• **Короткое задание**
Можете переименовать «y-tick-label» в «y-axis-label» во всех строках материала ниже, больше ничего не меняя? Картинки в ответ не включайте.

• **Записи из набора данных**

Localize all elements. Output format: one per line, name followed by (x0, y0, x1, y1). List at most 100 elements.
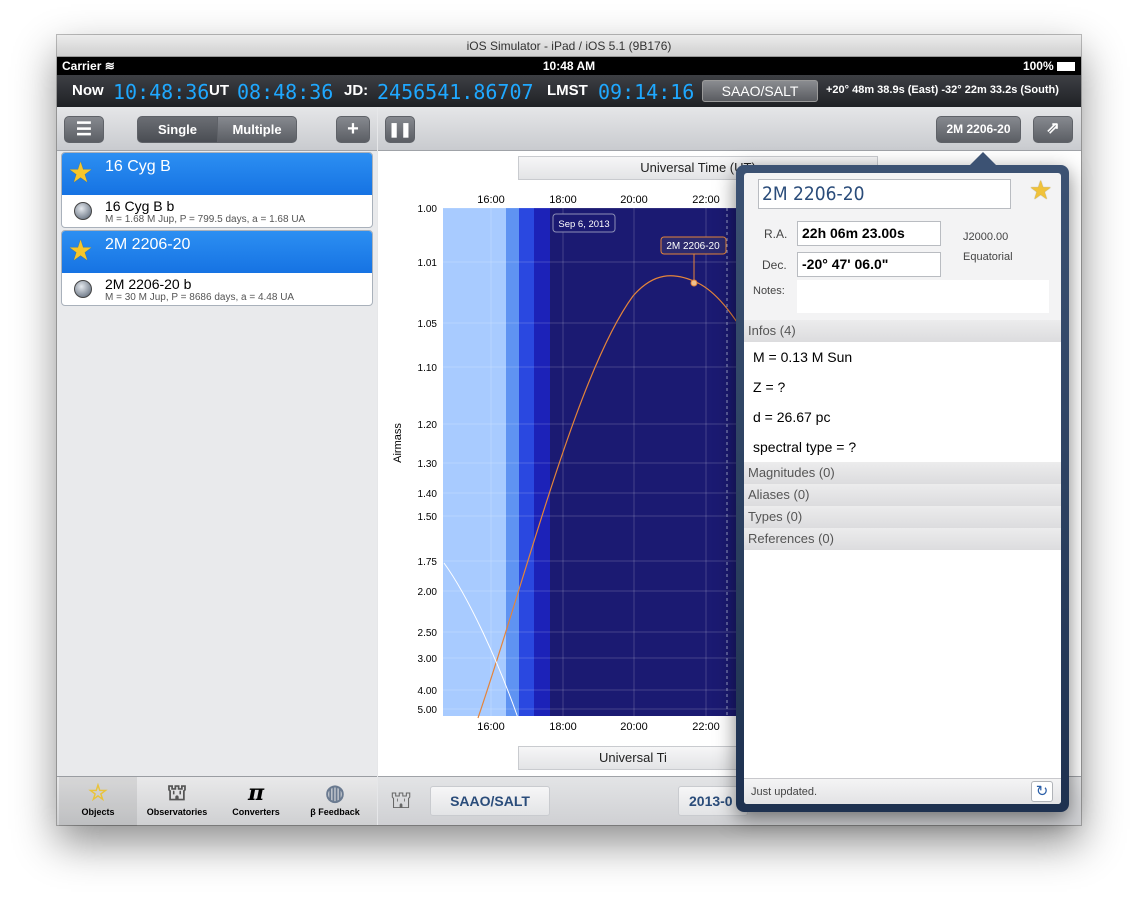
share-button[interactable]: ⇗ (1033, 116, 1073, 143)
target-marker (690, 279, 698, 287)
pause-icon: ❚❚ (388, 121, 412, 137)
dec-field[interactable]: -20° 47' 06.0" (797, 252, 941, 277)
object-name: 2M 2206-20 (105, 236, 191, 253)
notes-field[interactable] (797, 280, 1049, 313)
x-tick-label-top: 18:00 (549, 194, 577, 206)
references-section-header[interactable]: References (0) (744, 528, 1061, 550)
add-button[interactable]: + (336, 116, 370, 143)
right-toolbar: ❚❚ 2M 2206-20 ⇗ (378, 107, 1081, 151)
ra-field[interactable]: 22h 06m 23.00s (797, 221, 941, 246)
favorite-star-icon[interactable]: ★ (1029, 175, 1052, 206)
info-item: Z = ? (753, 379, 786, 395)
multiple-segment[interactable]: Multiple (217, 116, 297, 143)
telescope-icon[interactable]: ⛫ (390, 787, 412, 817)
lmst-value: 09:14:16 (598, 80, 695, 104)
target-label: 2M 2206-20 (666, 241, 720, 252)
notes-label: Notes: (753, 285, 785, 297)
aliases-section-header[interactable]: Aliases (0) (744, 484, 1061, 506)
star-icon[interactable]: ★ (68, 159, 93, 187)
magnitudes-section-header[interactable]: Magnitudes (0) (744, 462, 1061, 484)
ut-value: 08:48:36 (237, 80, 334, 104)
y-tick-label: 5.00 (418, 705, 438, 716)
list-item[interactable]: ★ 16 Cyg B 16 Cyg B b M = 1.68 M Jup, P … (61, 152, 373, 228)
y-tick-label: 2.50 (418, 628, 438, 639)
refresh-icon[interactable]: ↻ (1031, 781, 1053, 802)
status-clock: 10:48 AM (542, 59, 596, 73)
sky-band (506, 208, 519, 716)
left-toolbar: ☰ Single Multiple + (57, 107, 377, 151)
planet-params: M = 1.68 M Jup, P = 799.5 days, a = 1.68… (105, 214, 306, 225)
y-tick-label: 1.00 (418, 204, 438, 215)
tab-feedback[interactable]: ◍ β Feedback (296, 777, 374, 826)
info-item: M = 0.13 M Sun (753, 349, 853, 365)
x-tick-label-top: 22:00 (692, 194, 720, 206)
y-tick-label: 1.40 (418, 489, 438, 500)
planet-name: 2M 2206-20 b (105, 276, 192, 292)
ut-label: UT (209, 82, 229, 99)
lmst-label: LMST (547, 82, 588, 99)
battery-indicator: 100% (1023, 57, 1075, 75)
planet-name: 16 Cyg B b (105, 198, 175, 214)
y-tick-label: 1.01 (418, 258, 438, 269)
star-icon: ☆ (88, 780, 108, 805)
planet-row[interactable]: 16 Cyg B b M = 1.68 M Jup, P = 799.5 day… (62, 195, 372, 227)
y-axis-label: Airmass (392, 423, 404, 463)
tab-objects[interactable]: ☆ Objects (59, 777, 137, 826)
types-section-header[interactable]: Types (0) (744, 506, 1061, 528)
sky-band (519, 208, 534, 716)
object-name-field[interactable]: 2M 2206-20 (758, 179, 1011, 209)
object-button[interactable]: 2M 2206-20 (936, 116, 1021, 143)
tab-converters[interactable]: π Converters (217, 777, 295, 826)
planet-params: M = 30 M Jup, P = 8686 days, a = 4.48 UA (105, 292, 295, 303)
object-header[interactable]: ★ 16 Cyg B (62, 153, 372, 195)
y-tick-label: 2.00 (418, 587, 438, 598)
ra-label: R.A. (764, 227, 788, 241)
tab-observatories[interactable]: ⛫ Observatories (138, 777, 216, 826)
y-tick-label: 1.05 (418, 319, 438, 330)
y-tick-label: 3.00 (418, 654, 438, 665)
planet-row[interactable]: 2M 2206-20 b M = 30 M Jup, P = 8686 days… (62, 273, 372, 305)
single-segment[interactable]: Single (137, 116, 218, 143)
infos-section-header[interactable]: Infos (4) (744, 320, 1061, 342)
info-item: spectral type = ? (753, 439, 857, 455)
epoch-label: J2000.00 (963, 231, 1009, 243)
x-tick-label-top: 16:00 (477, 194, 505, 206)
share-icon: ⇗ (1046, 120, 1060, 137)
jd-value: 2456541.86707 (377, 80, 534, 104)
detail-empty-area (744, 550, 1061, 778)
telescope-icon: ⛫ (166, 780, 188, 805)
jd-label: JD: (344, 82, 369, 99)
now-label: Now (72, 82, 104, 99)
sky-band (443, 208, 506, 716)
window-title: iOS Simulator - iPad / iOS 5.1 (9B176) (57, 35, 1081, 57)
update-status: Just updated. (751, 786, 818, 798)
x-tick-label-bottom: 20:00 (620, 721, 648, 733)
list-icon: ☰ (75, 119, 93, 139)
object-list: ★ 16 Cyg B 16 Cyg B b M = 1.68 M Jup, P … (57, 151, 377, 776)
y-tick-label: 1.75 (418, 557, 438, 568)
popover-footer: Just updated. ↻ (744, 778, 1061, 804)
popover-arrow (969, 152, 997, 166)
status-bar: Carrier ≋ 10:48 AM 100% (57, 57, 1081, 75)
object-header[interactable]: ★ 2M 2206-20 (62, 231, 372, 273)
frame-label: Equatorial (963, 251, 1013, 263)
globe-icon: ◍ (325, 780, 345, 805)
info-item: d = 26.67 pc (753, 409, 831, 425)
date-label: Sep 6, 2013 (558, 219, 609, 230)
observatory-field[interactable]: SAAO/SALT (430, 786, 550, 816)
star-icon[interactable]: ★ (68, 237, 93, 265)
time-bar: Now 10:48:36 UT 08:48:36 JD: 2456541.867… (57, 75, 1081, 107)
y-tick-label: 1.50 (418, 512, 438, 523)
pause-button[interactable]: ❚❚ (385, 116, 415, 143)
battery-icon (1057, 62, 1075, 72)
y-tick-label: 1.10 (418, 363, 438, 374)
planet-icon (74, 280, 92, 298)
tab-bar: ☆ Objects ⛫ Observatories π Converters ◍… (57, 776, 377, 826)
list-item[interactable]: ★ 2M 2206-20 2M 2206-20 b M = 30 M Jup, … (61, 230, 373, 306)
y-tick-label: 1.30 (418, 459, 438, 470)
observatory-button[interactable]: SAAO/SALT (702, 80, 818, 102)
now-value: 10:48:36 (113, 80, 210, 104)
sky-band (534, 208, 550, 716)
planet-icon (74, 202, 92, 220)
menu-button[interactable]: ☰ (64, 116, 104, 143)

• **Полный ответ**
Localize all elements. Output format: one per line, name followed by (x0, y0, x1, y1). List at most 100 elements.
share-button[interactable]: ⇗ (1033, 116, 1073, 143)
target-marker (690, 279, 698, 287)
pause-icon: ❚❚ (388, 121, 412, 137)
dec-field[interactable]: -20° 47' 06.0" (797, 252, 941, 277)
object-name: 2M 2206-20 (105, 236, 191, 253)
notes-field[interactable] (797, 280, 1049, 313)
x-tick-label-top: 18:00 (549, 194, 577, 206)
references-section-header[interactable]: References (0) (744, 528, 1061, 550)
add-button[interactable]: + (336, 116, 370, 143)
right-toolbar: ❚❚ 2M 2206-20 ⇗ (378, 107, 1081, 151)
ra-field[interactable]: 22h 06m 23.00s (797, 221, 941, 246)
favorite-star-icon[interactable]: ★ (1029, 175, 1052, 206)
info-item: Z = ? (753, 379, 786, 395)
multiple-segment[interactable]: Multiple (217, 116, 297, 143)
telescope-icon[interactable]: ⛫ (390, 787, 412, 817)
lmst-value: 09:14:16 (598, 80, 695, 104)
target-label: 2M 2206-20 (666, 241, 720, 252)
notes-label: Notes: (753, 285, 785, 297)
aliases-section-header[interactable]: Aliases (0) (744, 484, 1061, 506)
star-icon[interactable]: ★ (68, 159, 93, 187)
magnitudes-section-header[interactable]: Magnitudes (0) (744, 462, 1061, 484)
ut-value: 08:48:36 (237, 80, 334, 104)
y-axis-label: 5.00 (418, 705, 438, 716)
list-item[interactable]: ★ 16 Cyg B 16 Cyg B b M = 1.68 M Jup, P … (61, 152, 373, 228)
y-axis-label: 2.50 (418, 628, 438, 639)
refresh-icon[interactable]: ↻ (1031, 781, 1053, 802)
status-clock: 10:48 AM (542, 59, 596, 73)
sky-band (506, 208, 519, 716)
left-toolbar: ☰ Single Multiple + (57, 107, 377, 151)
planet-params: M = 1.68 M Jup, P = 799.5 days, a = 1.68… (105, 214, 306, 225)
y-axis-label: 1.00 (418, 204, 438, 215)
tab-feedback[interactable]: ◍ β Feedback (296, 777, 374, 826)
info-item: M = 0.13 M Sun (753, 349, 853, 365)
x-tick-label-top: 22:00 (692, 194, 720, 206)
y-axis-label: 1.40 (418, 489, 438, 500)
planet-name: 2M 2206-20 b (105, 276, 192, 292)
ut-label: UT (209, 82, 229, 99)
lmst-label: LMST (547, 82, 588, 99)
battery-indicator: 100% (1023, 57, 1075, 75)
planet-name: 16 Cyg B b (105, 198, 175, 214)
y-axis-label: 1.01 (418, 258, 438, 269)
star-icon: ☆ (88, 780, 108, 805)
planet-row[interactable]: 16 Cyg B b M = 1.68 M Jup, P = 799.5 day… (62, 195, 372, 227)
y-axis-label: Airmass (392, 423, 404, 463)
tab-objects[interactable]: ☆ Objects (59, 777, 137, 826)
types-section-header[interactable]: Types (0) (744, 506, 1061, 528)
sky-band (519, 208, 534, 716)
object-name-field[interactable]: 2M 2206-20 (758, 179, 1011, 209)
object-button[interactable]: 2M 2206-20 (936, 116, 1021, 143)
tab-converters[interactable]: π Converters (217, 777, 295, 826)
planet-params: M = 30 M Jup, P = 8686 days, a = 4.48 UA (105, 292, 295, 303)
object-header[interactable]: ★ 16 Cyg B (62, 153, 372, 195)
y-axis-label: 2.00 (418, 587, 438, 598)
ra-label: R.A. (764, 227, 788, 241)
tab-observatories[interactable]: ⛫ Observatories (138, 777, 216, 826)
y-axis-label: 1.05 (418, 319, 438, 330)
y-axis-label: 3.00 (418, 654, 438, 665)
planet-row[interactable]: 2M 2206-20 b M = 30 M Jup, P = 8686 days… (62, 273, 372, 305)
single-segment[interactable]: Single (137, 116, 218, 143)
infos-section-header[interactable]: Infos (4) (744, 320, 1061, 342)
info-item: spectral type = ? (753, 439, 857, 455)
epoch-label: J2000.00 (963, 231, 1009, 243)
x-tick-label-top: 16:00 (477, 194, 505, 206)
share-icon: ⇗ (1046, 120, 1060, 137)
jd-value: 2456541.86707 (377, 80, 534, 104)
detail-empty-area (744, 550, 1061, 778)
telescope-icon: ⛫ (166, 780, 188, 805)
jd-label: JD: (344, 82, 369, 99)
now-label: Now (72, 82, 104, 99)
sky-band (443, 208, 506, 716)
window-title: iOS Simulator - iPad / iOS 5.1 (9B176) (57, 35, 1081, 57)
update-status: Just updated. (751, 786, 818, 798)
x-tick-label-bottom: 20:00 (620, 721, 648, 733)
list-icon: ☰ (75, 119, 93, 139)
object-list: ★ 16 Cyg B 16 Cyg B b M = 1.68 M Jup, P … (57, 151, 377, 776)
y-axis-label: 1.75 (418, 557, 438, 568)
popover-footer: Just updated. ↻ (744, 778, 1061, 804)
popover-arrow (969, 152, 997, 166)
status-bar: Carrier ≋ 10:48 AM 100% (57, 57, 1081, 75)
object-header[interactable]: ★ 2M 2206-20 (62, 231, 372, 273)
frame-label: Equatorial (963, 251, 1013, 263)
globe-icon: ◍ (325, 780, 345, 805)
info-item: d = 26.67 pc (753, 409, 831, 425)
date-label: Sep 6, 2013 (558, 219, 609, 230)
observatory-field[interactable]: SAAO/SALT (430, 786, 550, 816)
star-icon[interactable]: ★ (68, 237, 93, 265)
time-bar: Now 10:48:36 UT 08:48:36 JD: 2456541.867… (57, 75, 1081, 107)
y-axis-label: 1.50 (418, 512, 438, 523)
pause-button[interactable]: ❚❚ (385, 116, 415, 143)
battery-icon (1057, 62, 1075, 72)
y-axis-label: 1.10 (418, 363, 438, 374)
planet-icon (74, 280, 92, 298)
tab-bar: ☆ Objects ⛫ Observatories π Converters ◍… (57, 776, 377, 826)
list-item[interactable]: ★ 2M 2206-20 2M 2206-20 b M = 30 M Jup, … (61, 230, 373, 306)
y-axis-label: 1.30 (418, 459, 438, 470)
observatory-button[interactable]: SAAO/SALT (702, 80, 818, 102)
now-value: 10:48:36 (113, 80, 210, 104)
sky-band (534, 208, 550, 716)
planet-icon (74, 202, 92, 220)
menu-button[interactable]: ☰ (64, 116, 104, 143)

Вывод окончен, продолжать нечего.